Task prompt: Below is some material; transcribe all of it exactly.

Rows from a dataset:
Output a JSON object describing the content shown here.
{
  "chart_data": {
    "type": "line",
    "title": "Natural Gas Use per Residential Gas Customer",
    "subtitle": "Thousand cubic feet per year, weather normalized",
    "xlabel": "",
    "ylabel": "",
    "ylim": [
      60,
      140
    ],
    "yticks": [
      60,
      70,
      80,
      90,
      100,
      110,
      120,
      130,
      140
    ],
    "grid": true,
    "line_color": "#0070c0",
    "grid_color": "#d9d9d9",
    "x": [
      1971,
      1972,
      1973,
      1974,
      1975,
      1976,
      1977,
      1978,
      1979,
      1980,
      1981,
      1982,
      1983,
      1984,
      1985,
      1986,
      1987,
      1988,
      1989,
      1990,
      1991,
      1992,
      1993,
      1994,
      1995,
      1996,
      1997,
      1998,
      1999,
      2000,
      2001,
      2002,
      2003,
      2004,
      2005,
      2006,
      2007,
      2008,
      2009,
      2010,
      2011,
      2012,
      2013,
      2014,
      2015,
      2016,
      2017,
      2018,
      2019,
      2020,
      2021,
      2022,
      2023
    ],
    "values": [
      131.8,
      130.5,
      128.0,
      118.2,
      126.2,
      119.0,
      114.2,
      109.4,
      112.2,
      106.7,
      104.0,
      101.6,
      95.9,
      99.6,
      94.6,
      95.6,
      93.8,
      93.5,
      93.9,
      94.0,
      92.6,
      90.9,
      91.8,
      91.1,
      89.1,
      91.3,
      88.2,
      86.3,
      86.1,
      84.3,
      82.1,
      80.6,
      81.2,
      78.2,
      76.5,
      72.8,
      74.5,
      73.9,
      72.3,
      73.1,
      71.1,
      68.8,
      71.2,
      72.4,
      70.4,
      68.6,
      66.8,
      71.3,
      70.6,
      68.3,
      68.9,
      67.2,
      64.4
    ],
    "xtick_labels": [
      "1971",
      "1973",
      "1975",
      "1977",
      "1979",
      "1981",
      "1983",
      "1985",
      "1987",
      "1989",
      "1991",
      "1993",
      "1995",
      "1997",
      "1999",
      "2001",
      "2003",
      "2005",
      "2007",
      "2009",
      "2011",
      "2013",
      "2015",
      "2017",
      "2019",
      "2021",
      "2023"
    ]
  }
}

Result for this exercise:
Output a JSON object describing the content shown here.
{
  "chart_data": {
    "type": "line",
    "title": "Natural Gas Use per Residential Gas Customer",
    "subtitle": "Thousand cubic feet per year, weather normalized",
    "xlabel": "",
    "ylabel": "",
    "ylim": [
      60,
      140
    ],
    "yticks": [
      60,
      70,
      80,
      90,
      100,
      110,
      120,
      130,
      140
    ],
    "grid": true,
    "line_color": "#0070c0",
    "grid_color": "#d9d9d9",
    "x": [
      1971,
      1972,
      1973,
      1974,
      1975,
      1976,
      1977,
      1978,
      1979,
      1980,
      1981,
      1982,
      1983,
      1984,
      1985,
      1986,
      1987,
      1988,
      1989,
      1990,
      1991,
      1992,
      1993,
      1994,
      1995,
      1996,
      1997,
      1998,
      1999,
      2000,
      2001,
      2002,
      2003,
      2004,
      2005,
      2006,
      2007,
      2008,
      2009,
      2010,
      2011,
      2012,
      2013,
      2014,
      2015,
      2016,
      2017,
      2018,
      2019,
      2020,
      2021,
      2022,
      2023
    ],
    "values": [
      131.8,
      130.5,
      128.0,
      118.2,
      126.2,
      119.0,
      114.2,
      109.4,
      112.2,
      106.7,
      104.0,
      101.6,
      95.9,
      99.6,
      94.6,
      95.6,
      93.8,
      93.5,
      93.9,
      94.0,
      92.6,
      90.9,
      91.8,
      91.1,
      89.1,
      91.3,
      88.2,
      86.3,
      86.1,
      84.3,
      82.1,
      80.6,
      81.2,
      78.2,
      76.5,
      72.8,
      74.5,
      73.9,
      72.3,
      73.1,
      71.1,
      68.8,
      71.2,
      72.4,
      70.4,
      68.6,
      66.8,
      71.3,
      70.6,
      68.3,
      68.9,
      67.2,
      64.4
    ],
    "xtick_labels": [
      "1971",
      "1973",
      "1975",
      "1977",
      "1979",
      "1981",
      "1983",
      "1985",
      "1987",
      "1989",
      "1991",
      "1993",
      "1995",
      "1997",
      "1999",
      "2001",
      "2003",
      "2005",
      "2007",
      "2009",
      "2011",
      "2013",
      "2015",
      "2017",
      "2019",
      "2021",
      "2023"
    ]
  }
}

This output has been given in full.